(Excerpted passage)
▶
This sort of deep matching up to computation could be automated. But until someone builds this automation, we have to figure out the necessary whnfs ourselves.

Definitional Equality

As mentioned, definitional equality is equality up to computation. Two expressions t and s are definitionally equal or defeq (at the current transparency) if their normal forms (at the current transparency) are equal.

To check whether two expressions are defeq, use Lean.Meta.isDefEq with type signature

isDefEq : Expr → Expr → MetaM Bool

Even though definitional equality is defined in terms of normal forms, isDefEq does not actually compute the normal forms of its arguments, which would be very expensive. Instead, it tries to "match up" t and s using as few reductions as possible. This is a necessarily heuristic endeavour and when the heuristics misfire, isDefEq can become very expensive. In the worst case, it may have to reduce s and t so often that they end up in normal form anyway. But usually the heuristics are good and isDefEq is reasonably fast.

If expressions t and u contain assignable metavariables, isDefEq may assign these metavariables to make t defeq to u. We also say that isDefEq unifies t and u; such unification queries are sometimes written t =?= u. For instance, the unification List ?m =?= List Nat succeeds and assigns ?m := Nat. The unification Nat.succ ?m =?= n + 1 succeeds and assigns ?m := n. The unification ?m₁ + ?m₂ + ?m₃ =?= m + n - k fails and no metavariables are assigned (even though there is a 'partial match' between the expressions).

Whether isDefEq considers a metavariable assignable is determined by two factors:

The metavariable's depth must be equal to the current MetavarContext depth. See the Metavariable Depth section.
Each metavariable has a kind (a value of type MetavarKind) whose sole purpose is to modify the behaviour of isDefEq. Possible kinds are:
- Natural: isDefEq may freely assign the metavariable. This is the default.
- Synthetic: isDefEq may assign the metavariable, but avoids doing so if possible. For example, suppose ?n is a natural metavariable and ?s is a synthetic metavariable. When faced with the unification problem ?s =?= ?n, isDefEq assigns ?n rather than ?s.
- Synthetic opaque: isDefEq never assigns the metavariable.

Constructing Expressions

In the previous chapter, we saw some primitive functions for building expressions: Expr.app, Expr.const, mkAppN and so on. There is nothing wrong with these functions, but the additional facilities of MetaM often provide more convenient ways.
◀
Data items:
▶
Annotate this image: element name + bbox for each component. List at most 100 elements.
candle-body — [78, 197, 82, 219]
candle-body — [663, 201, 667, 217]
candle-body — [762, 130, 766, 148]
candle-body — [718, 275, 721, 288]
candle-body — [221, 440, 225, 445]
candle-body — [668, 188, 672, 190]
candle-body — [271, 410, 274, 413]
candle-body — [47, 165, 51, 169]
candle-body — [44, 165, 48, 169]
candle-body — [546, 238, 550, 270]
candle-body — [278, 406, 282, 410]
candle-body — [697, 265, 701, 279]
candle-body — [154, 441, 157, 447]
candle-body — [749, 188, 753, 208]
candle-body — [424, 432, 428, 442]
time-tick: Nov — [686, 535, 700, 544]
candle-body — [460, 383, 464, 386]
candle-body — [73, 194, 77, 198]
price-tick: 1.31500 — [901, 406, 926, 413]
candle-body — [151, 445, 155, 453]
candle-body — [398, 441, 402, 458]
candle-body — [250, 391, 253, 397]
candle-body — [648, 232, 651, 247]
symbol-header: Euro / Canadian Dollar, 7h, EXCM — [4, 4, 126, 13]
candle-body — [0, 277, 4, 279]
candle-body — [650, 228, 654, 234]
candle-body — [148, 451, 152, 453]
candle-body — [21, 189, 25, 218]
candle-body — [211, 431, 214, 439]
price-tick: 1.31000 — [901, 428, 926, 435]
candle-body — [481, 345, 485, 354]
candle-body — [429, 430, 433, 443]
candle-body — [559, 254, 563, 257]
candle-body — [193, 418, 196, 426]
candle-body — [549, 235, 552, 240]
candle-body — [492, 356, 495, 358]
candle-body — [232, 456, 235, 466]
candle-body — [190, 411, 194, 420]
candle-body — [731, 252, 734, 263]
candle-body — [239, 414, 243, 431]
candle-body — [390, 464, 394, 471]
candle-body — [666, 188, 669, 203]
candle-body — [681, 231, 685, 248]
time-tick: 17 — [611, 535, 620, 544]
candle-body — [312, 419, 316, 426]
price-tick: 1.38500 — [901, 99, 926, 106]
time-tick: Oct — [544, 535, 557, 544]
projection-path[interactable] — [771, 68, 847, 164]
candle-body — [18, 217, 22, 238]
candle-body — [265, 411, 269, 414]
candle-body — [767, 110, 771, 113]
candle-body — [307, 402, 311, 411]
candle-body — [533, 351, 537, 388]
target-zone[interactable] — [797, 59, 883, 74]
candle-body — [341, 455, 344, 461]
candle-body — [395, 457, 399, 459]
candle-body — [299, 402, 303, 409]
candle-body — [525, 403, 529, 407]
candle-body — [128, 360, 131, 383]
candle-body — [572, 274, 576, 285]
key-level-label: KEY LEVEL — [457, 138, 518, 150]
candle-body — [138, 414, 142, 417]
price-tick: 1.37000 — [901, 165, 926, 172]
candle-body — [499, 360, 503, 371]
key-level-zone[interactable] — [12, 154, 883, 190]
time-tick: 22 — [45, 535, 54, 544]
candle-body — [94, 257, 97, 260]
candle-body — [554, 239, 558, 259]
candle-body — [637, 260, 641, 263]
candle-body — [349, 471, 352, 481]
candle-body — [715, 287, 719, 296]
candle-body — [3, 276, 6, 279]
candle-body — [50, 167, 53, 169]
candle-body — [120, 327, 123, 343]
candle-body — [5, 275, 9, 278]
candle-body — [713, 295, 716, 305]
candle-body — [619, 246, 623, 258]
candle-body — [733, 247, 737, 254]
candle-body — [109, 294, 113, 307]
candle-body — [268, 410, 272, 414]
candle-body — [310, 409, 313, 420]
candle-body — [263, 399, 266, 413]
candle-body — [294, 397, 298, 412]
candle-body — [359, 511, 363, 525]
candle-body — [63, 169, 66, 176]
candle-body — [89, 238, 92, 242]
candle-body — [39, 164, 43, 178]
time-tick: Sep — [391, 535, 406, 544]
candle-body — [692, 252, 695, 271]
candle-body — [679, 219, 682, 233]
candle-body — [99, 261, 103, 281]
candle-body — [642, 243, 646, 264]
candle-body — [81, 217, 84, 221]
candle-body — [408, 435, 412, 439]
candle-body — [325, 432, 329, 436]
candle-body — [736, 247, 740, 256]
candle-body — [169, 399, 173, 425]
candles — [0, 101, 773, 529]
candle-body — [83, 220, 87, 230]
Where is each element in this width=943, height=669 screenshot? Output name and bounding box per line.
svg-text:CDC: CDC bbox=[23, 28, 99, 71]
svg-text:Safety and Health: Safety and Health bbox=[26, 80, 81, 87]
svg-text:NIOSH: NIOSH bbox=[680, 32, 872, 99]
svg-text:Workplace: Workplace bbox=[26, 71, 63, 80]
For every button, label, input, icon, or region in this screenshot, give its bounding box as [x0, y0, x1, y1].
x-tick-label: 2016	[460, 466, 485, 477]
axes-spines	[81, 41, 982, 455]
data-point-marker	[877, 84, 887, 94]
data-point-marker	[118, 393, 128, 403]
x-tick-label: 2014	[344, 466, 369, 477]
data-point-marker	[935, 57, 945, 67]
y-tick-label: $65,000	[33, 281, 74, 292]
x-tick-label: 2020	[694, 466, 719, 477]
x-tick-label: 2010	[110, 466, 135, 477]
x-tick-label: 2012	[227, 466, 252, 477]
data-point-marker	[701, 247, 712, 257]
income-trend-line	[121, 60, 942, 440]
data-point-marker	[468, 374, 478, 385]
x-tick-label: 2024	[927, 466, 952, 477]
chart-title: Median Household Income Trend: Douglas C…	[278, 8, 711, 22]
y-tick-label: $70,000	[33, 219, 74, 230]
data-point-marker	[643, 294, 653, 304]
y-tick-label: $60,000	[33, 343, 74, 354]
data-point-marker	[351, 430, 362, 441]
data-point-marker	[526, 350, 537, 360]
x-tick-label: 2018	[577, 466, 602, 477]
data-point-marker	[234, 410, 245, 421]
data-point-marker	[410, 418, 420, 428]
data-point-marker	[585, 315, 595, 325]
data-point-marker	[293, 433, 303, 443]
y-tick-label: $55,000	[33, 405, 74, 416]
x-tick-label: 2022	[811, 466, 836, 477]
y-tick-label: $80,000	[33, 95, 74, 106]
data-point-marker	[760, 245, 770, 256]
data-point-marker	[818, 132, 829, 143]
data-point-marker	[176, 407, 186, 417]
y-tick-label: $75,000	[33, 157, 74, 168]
◀
(Problems to solve)
1. Retype the stretch of the passage on definitional equality from "As mentioned, definitional" through "is reasonably fast.".
2. In the passage on definitional equality, which kind of metavariable does isDefEq never assign?

(Response list)
1.
As mentioned, definitional equality is equality up to computation. Two expressions t and s are definitionally equal or defeq (at the current transparency) if their normal forms (at the current transparency) are equal.

To check whether two expressions are defeq, use Lean.Meta.isDefEq with type signature

isDefEq : Expr → Expr → MetaM Bool

Even though definitional equality is defined in terms of normal forms, isDefEq does not actually compute the normal forms of its arguments, which would be very expensive. Instead, it tries to "match up" t and s using as few reductions as possible. This is a necessarily heuristic endeavour and when the heuristics misfire, isDefEq can become very expensive. In the worst case, it may have to reduce s and t so often that they end up in normal form anyway. But usually the heuristics are good and isDefEq is reasonably fast.

2. Synthetic opaque metavariables.